◆ **FRAGMENTO DEL DOCUMENTO**
▼▼▼

Una ofensiva armada de proporciones inéditas sacudió el suroccidente de Colombia. Las autoridades confirmaron al menos 32 acciones terroristas desplegadas de forma simultánea en los departamentos de Cauca, Valle del Cauca y Nariño, con un saldo devastador: 20 personas muertas, 48 heridas, cinco de ellas menores de edad, y dos integrantes de la Fuerza Pública lesionados.
El hecho más grave ocurrió en la vía Panamericana, sector El Túnel, en el municipio de Cajibío, Cauca. Una explosión en ese corredor vial cobró la vida de 20 personas 15 mujeres y 5 hombres e hirió a otras 48. La magnitud del ataque convirtió este punto en el epicentro de la tragedia.

▲▲▲

◆ **DATOS DISPONIBLES**

▼▼▼

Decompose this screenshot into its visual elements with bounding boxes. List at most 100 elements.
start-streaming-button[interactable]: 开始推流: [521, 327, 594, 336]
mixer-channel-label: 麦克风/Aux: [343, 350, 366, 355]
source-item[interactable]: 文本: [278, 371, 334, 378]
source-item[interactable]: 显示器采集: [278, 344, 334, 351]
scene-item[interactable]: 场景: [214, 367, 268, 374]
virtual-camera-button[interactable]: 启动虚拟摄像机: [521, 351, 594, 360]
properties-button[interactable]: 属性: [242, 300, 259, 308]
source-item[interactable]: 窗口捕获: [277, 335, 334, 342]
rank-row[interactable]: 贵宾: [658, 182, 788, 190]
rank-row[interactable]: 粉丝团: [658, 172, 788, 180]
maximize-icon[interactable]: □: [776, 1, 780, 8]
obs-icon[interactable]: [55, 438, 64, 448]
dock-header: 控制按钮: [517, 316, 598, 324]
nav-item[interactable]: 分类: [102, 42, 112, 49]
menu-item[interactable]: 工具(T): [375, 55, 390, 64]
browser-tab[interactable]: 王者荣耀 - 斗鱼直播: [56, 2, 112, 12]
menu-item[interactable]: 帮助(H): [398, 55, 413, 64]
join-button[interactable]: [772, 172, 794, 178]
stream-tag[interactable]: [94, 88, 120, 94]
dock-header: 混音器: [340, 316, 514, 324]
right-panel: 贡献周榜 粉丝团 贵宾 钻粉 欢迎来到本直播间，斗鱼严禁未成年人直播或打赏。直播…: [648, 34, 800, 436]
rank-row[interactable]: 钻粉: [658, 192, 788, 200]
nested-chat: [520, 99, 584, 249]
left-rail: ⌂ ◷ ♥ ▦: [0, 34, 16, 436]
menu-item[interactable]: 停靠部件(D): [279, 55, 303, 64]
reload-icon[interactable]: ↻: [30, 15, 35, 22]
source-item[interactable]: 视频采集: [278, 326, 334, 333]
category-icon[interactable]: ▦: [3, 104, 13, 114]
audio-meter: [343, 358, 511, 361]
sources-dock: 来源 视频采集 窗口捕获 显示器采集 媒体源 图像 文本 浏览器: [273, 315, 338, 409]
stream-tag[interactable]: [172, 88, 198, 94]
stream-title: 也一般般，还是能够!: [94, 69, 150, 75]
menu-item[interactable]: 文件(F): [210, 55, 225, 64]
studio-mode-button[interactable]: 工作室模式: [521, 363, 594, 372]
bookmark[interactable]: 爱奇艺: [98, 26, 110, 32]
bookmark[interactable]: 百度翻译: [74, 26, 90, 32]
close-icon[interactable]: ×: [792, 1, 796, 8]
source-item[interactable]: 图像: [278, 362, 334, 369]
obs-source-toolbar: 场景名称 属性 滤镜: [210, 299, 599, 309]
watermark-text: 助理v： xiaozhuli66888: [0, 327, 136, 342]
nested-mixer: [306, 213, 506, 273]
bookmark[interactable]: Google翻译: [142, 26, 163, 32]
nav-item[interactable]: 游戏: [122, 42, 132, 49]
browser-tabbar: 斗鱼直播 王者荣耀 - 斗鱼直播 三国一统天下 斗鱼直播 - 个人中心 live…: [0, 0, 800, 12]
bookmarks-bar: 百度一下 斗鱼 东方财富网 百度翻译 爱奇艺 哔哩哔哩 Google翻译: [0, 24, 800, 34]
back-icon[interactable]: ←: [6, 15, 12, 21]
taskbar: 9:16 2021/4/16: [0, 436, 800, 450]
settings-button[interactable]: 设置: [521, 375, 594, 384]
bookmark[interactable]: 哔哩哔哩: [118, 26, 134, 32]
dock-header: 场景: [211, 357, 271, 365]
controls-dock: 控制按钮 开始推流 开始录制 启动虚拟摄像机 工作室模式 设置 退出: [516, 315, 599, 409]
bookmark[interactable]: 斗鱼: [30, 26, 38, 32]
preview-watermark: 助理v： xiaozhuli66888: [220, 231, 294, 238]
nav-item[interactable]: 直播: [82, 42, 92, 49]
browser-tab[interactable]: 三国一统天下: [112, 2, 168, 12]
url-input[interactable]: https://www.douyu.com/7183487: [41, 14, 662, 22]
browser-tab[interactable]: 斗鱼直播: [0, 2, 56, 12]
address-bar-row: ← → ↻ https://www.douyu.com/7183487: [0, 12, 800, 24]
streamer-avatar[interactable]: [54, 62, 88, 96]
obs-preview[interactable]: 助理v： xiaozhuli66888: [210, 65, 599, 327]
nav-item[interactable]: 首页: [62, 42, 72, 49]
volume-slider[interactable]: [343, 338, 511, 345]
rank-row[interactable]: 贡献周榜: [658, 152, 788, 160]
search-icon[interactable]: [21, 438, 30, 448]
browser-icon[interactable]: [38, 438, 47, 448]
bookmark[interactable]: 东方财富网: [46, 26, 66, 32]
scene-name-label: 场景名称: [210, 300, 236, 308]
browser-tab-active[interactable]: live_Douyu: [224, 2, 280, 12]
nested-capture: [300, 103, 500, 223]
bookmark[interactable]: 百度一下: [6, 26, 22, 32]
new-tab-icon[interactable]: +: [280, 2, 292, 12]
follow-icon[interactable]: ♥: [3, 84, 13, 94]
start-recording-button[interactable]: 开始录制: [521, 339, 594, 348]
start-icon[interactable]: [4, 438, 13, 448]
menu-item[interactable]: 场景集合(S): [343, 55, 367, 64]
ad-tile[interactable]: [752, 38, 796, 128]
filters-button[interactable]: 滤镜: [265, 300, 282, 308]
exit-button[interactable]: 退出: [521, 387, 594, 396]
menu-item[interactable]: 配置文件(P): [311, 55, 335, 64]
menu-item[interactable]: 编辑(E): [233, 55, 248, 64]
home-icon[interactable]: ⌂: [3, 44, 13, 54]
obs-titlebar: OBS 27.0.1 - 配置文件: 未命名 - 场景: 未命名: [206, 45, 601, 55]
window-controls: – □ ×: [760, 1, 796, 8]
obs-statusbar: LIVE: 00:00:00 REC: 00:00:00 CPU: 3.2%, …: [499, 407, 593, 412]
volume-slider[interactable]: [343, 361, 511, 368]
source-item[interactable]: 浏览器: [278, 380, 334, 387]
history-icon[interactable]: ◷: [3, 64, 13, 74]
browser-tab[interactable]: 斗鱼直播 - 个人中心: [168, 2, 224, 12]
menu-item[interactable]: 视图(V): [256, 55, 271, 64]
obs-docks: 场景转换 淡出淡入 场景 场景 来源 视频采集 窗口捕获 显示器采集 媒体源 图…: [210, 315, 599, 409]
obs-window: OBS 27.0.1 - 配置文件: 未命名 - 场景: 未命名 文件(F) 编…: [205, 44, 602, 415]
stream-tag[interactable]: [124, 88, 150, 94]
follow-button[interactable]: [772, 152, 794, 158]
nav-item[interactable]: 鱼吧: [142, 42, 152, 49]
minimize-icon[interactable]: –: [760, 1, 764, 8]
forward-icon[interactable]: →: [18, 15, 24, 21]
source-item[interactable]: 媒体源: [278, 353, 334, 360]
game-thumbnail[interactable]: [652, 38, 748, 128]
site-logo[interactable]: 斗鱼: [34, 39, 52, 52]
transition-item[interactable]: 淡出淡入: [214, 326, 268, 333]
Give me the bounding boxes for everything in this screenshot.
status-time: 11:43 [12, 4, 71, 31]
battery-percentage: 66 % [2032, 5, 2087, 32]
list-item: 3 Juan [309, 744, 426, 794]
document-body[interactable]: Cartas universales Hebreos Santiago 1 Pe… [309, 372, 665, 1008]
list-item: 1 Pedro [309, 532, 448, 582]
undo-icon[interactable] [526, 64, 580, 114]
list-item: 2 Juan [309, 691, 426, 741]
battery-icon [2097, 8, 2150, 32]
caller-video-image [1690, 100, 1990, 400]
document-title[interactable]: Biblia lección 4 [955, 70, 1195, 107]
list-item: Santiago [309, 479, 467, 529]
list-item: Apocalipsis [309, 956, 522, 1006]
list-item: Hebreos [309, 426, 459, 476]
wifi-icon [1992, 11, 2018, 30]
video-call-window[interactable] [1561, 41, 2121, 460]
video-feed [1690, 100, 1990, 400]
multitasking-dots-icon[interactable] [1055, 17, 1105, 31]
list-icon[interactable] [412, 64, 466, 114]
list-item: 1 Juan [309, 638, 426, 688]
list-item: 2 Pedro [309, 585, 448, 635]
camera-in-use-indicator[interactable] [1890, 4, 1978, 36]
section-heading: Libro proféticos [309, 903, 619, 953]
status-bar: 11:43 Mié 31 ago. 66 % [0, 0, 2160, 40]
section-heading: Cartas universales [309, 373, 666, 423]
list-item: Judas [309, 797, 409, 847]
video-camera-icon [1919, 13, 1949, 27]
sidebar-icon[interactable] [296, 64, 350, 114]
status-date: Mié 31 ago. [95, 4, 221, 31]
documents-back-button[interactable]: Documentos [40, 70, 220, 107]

▲▲▲

◆ **CONSIGNA 1**
Según el fragmento del documento, ¿en qué municipio se produjo la explosión de la vía Panamericana?
◆ **CONSIGNA 2**
Sustituye "Nariño" por "Putumayo" y reescribe la parte del fragmento del documento que se abre con las palabras que contienen "Una ofensiva armada" y se cierra con "Fuerza Pública lesionados.".

◆ **RESPUESTA 1**
En Cajibío, Cauca.

◆ **RESPUESTA 2**
Una ofensiva armada de proporciones inéditas sacudió el suroccidente de Colombia. Las autoridades confirmaron al menos 32 acciones terroristas desplegadas de forma simultánea en los departamentos de Cauca, Valle del Cauca y Putumayo, con un saldo devastador: 20 personas muertas, 48 heridas, cinco de ellas menores de edad, y dos integrantes de la Fuerza Pública lesionados.